_Exercise requirements_
Using the records provided below, locate and copy each line that contains the word "this".

_Task material_
--*--

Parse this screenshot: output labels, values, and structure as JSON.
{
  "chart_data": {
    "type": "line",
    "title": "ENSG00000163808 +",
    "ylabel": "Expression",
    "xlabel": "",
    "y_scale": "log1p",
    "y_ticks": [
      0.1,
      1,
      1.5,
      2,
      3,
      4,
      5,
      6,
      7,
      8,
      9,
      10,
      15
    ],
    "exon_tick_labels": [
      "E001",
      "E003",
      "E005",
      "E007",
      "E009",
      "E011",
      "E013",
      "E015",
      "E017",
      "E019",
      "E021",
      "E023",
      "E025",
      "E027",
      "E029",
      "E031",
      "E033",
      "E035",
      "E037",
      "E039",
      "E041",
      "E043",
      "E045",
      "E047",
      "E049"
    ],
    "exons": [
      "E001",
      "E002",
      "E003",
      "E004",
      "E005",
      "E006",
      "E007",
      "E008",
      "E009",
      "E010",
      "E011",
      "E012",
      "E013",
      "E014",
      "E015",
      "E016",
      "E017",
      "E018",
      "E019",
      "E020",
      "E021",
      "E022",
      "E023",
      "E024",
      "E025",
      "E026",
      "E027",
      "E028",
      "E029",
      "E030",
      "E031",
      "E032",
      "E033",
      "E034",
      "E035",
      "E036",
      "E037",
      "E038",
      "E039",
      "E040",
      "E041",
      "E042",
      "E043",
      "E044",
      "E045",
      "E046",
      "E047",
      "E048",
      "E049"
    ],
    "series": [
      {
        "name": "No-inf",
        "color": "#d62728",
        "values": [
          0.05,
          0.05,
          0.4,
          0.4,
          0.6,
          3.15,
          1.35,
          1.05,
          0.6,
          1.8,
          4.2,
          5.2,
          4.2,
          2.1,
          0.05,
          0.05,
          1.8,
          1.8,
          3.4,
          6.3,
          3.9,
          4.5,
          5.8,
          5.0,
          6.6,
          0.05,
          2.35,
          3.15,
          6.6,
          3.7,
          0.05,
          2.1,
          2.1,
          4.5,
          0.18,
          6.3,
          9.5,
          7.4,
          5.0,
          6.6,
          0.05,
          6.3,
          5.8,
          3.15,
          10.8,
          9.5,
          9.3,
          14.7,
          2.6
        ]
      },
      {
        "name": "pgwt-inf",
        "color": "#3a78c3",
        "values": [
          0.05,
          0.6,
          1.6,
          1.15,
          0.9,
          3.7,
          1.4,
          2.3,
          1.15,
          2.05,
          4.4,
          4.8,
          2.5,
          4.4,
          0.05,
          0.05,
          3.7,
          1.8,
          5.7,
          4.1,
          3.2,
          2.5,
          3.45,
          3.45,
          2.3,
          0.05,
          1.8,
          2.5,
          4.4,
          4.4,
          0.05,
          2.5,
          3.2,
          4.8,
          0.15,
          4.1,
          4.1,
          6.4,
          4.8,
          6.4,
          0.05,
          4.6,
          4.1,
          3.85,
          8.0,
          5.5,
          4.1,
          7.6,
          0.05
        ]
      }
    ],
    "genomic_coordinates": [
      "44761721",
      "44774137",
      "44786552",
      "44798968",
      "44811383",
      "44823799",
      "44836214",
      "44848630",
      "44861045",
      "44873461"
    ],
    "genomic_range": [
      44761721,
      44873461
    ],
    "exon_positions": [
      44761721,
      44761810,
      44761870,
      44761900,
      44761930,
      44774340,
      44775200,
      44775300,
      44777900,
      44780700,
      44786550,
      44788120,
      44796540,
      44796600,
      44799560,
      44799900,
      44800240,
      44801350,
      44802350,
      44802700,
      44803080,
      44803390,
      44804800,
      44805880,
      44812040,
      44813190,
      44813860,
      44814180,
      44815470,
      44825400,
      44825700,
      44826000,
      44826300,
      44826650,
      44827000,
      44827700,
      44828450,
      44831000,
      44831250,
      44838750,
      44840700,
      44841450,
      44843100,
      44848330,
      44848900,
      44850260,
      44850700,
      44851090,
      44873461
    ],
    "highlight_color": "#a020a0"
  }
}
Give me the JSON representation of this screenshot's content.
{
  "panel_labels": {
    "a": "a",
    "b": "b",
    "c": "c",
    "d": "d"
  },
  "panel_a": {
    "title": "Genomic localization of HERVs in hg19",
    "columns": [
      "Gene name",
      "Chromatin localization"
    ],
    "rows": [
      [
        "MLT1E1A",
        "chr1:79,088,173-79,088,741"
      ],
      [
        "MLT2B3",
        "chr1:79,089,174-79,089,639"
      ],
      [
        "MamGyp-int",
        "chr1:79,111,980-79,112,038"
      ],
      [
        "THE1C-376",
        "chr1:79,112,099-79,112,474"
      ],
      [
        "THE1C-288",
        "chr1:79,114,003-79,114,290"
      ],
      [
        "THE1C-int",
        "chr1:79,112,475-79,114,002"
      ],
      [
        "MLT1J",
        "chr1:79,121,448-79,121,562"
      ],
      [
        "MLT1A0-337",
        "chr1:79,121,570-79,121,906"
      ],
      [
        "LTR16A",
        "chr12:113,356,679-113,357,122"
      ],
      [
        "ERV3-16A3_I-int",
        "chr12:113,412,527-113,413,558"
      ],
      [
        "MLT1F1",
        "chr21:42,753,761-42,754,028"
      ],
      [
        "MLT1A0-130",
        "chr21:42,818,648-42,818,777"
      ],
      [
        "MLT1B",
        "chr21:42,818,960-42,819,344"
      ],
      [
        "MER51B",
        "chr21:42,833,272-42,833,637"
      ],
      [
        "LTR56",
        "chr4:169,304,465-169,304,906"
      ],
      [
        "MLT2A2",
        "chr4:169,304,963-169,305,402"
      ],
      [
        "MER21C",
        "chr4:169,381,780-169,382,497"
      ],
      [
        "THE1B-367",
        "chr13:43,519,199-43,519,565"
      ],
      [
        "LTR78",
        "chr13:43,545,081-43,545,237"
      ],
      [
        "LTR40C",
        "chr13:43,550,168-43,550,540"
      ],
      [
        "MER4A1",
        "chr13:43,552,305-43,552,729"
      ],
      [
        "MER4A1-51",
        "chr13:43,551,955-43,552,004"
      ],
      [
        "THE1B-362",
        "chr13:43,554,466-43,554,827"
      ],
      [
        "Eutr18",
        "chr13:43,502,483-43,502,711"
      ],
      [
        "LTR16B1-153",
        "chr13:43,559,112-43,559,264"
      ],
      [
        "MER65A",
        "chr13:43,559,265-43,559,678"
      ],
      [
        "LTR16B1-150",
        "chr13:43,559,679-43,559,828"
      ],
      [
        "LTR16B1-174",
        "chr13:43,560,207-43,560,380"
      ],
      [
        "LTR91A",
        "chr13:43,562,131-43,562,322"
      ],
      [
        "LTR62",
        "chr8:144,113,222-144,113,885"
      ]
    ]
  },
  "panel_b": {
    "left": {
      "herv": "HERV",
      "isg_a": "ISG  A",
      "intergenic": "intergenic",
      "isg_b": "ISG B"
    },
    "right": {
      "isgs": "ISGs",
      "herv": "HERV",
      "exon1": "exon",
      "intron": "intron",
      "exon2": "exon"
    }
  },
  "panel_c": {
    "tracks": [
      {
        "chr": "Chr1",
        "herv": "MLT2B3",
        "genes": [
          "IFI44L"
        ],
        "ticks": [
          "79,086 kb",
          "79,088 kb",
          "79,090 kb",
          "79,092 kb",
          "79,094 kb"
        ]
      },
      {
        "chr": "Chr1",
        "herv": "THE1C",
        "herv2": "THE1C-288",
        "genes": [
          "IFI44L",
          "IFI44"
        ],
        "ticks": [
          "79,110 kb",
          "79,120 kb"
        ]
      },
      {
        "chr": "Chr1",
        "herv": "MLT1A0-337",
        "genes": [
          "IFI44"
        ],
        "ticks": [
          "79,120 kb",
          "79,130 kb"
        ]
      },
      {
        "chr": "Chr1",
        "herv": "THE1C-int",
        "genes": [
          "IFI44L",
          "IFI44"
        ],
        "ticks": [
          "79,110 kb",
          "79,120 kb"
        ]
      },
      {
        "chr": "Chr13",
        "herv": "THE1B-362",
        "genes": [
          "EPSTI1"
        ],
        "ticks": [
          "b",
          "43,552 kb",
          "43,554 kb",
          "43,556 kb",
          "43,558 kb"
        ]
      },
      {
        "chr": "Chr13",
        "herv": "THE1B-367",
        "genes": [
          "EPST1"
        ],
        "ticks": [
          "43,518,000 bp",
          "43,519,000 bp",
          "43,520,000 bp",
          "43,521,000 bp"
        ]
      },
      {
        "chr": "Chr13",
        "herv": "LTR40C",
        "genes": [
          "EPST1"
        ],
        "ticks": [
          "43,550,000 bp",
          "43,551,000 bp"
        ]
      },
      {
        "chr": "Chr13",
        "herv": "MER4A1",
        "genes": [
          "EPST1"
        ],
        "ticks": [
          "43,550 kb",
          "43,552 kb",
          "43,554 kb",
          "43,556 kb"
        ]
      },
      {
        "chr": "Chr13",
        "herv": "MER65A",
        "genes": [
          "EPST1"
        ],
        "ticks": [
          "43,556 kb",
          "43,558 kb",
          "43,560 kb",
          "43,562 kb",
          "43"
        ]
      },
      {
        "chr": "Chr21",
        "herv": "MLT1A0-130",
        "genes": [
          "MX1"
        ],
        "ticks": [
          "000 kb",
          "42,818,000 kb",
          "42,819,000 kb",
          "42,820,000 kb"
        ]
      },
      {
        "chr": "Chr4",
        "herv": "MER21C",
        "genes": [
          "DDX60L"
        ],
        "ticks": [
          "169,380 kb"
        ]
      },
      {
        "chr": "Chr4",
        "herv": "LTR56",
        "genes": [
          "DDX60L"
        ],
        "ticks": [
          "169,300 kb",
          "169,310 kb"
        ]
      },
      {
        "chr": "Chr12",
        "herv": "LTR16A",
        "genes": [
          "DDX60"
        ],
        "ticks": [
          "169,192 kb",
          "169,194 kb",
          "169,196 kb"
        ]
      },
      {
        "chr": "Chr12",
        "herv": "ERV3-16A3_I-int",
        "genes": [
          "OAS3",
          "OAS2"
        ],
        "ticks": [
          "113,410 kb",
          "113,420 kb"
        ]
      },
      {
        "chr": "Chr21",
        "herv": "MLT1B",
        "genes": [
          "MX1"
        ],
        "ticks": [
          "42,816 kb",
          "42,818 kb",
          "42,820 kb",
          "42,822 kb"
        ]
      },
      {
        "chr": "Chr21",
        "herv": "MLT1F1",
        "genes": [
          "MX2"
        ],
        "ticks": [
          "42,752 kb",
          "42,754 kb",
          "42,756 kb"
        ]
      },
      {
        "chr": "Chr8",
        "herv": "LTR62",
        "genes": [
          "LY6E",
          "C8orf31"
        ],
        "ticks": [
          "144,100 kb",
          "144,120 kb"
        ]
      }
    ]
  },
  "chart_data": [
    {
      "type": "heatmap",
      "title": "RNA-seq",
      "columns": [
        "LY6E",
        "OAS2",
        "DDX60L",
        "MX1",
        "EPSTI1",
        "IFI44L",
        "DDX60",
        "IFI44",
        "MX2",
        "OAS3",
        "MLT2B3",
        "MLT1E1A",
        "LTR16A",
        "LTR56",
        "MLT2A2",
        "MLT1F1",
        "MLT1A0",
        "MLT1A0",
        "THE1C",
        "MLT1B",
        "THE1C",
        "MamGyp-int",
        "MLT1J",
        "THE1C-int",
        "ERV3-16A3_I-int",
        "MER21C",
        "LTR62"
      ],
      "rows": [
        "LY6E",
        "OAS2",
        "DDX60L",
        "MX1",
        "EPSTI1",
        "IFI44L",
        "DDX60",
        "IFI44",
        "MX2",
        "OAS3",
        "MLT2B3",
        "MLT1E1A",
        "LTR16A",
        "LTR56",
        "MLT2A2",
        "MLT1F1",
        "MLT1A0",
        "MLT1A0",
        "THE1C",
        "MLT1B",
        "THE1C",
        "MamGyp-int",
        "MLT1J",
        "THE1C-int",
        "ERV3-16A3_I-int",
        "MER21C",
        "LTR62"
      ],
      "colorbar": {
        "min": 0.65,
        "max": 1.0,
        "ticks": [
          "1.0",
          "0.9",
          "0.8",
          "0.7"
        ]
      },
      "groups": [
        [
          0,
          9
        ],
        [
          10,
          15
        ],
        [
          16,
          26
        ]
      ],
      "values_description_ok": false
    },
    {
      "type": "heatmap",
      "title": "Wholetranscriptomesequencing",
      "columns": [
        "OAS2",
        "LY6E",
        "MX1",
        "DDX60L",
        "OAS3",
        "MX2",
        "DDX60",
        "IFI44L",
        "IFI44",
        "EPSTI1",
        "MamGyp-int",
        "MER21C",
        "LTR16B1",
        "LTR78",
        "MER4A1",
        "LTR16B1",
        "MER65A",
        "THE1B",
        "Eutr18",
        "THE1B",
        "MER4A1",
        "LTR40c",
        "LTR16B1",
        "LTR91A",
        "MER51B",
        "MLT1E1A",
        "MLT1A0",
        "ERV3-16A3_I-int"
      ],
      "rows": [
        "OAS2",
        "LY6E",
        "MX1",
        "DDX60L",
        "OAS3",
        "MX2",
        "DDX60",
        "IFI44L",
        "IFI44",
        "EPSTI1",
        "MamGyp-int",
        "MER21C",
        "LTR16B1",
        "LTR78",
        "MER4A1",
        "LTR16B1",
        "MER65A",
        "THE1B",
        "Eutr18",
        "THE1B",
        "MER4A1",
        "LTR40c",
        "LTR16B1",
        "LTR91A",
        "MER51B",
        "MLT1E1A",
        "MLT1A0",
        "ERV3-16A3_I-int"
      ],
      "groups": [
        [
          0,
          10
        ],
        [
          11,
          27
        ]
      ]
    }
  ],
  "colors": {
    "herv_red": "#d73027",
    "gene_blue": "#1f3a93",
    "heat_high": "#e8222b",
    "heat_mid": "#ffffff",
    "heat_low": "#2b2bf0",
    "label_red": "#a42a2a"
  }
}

--*--

_Finished exercise_
Parse this screenshot: output labels, values, and structure as JSON.
Give me the JSON representation of this screenshot's content.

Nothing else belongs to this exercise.